Extract the listing below in full, unchanged.
* Start *
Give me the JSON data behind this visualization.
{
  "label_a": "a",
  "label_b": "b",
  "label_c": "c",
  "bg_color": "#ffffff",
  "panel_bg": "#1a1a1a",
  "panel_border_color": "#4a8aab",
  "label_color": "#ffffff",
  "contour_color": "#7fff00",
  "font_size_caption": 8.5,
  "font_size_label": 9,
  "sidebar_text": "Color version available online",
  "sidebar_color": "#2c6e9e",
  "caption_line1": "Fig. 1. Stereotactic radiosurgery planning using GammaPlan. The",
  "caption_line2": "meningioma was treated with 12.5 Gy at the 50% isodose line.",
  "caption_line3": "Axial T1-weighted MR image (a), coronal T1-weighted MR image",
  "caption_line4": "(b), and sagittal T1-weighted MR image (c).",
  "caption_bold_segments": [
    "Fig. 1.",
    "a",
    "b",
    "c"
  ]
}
* End *
WRITTEN RESPONSE:
Give me the JSON data behind this visualization.
{
  "label_a": "a",
  "label_b": "b",
  "label_c": "c",
  "bg_color": "#ffffff",
  "panel_bg": "#1a1a1a",
  "panel_border_color": "#4a8aab",
  "label_color": "#ffffff",
  "contour_color": "#7fff00",
  "font_size_caption": 8.5,
  "font_size_label": 9,
  "sidebar_text": "Color version available online",
  "sidebar_color": "#2c6e9e",
  "caption_line1": "Fig. 1. Stereotactic radiosurgery planning using GammaPlan. The",
  "caption_line2": "meningioma was treated with 12.5 Gy at the 50% isodose line.",
  "caption_line3": "Axial T1-weighted MR image (a), coronal T1-weighted MR image",
  "caption_line4": "(b), and sagittal T1-weighted MR image (c).",
  "caption_bold_segments": [
    "Fig. 1.",
    "a",
    "b",
    "c"
  ]
}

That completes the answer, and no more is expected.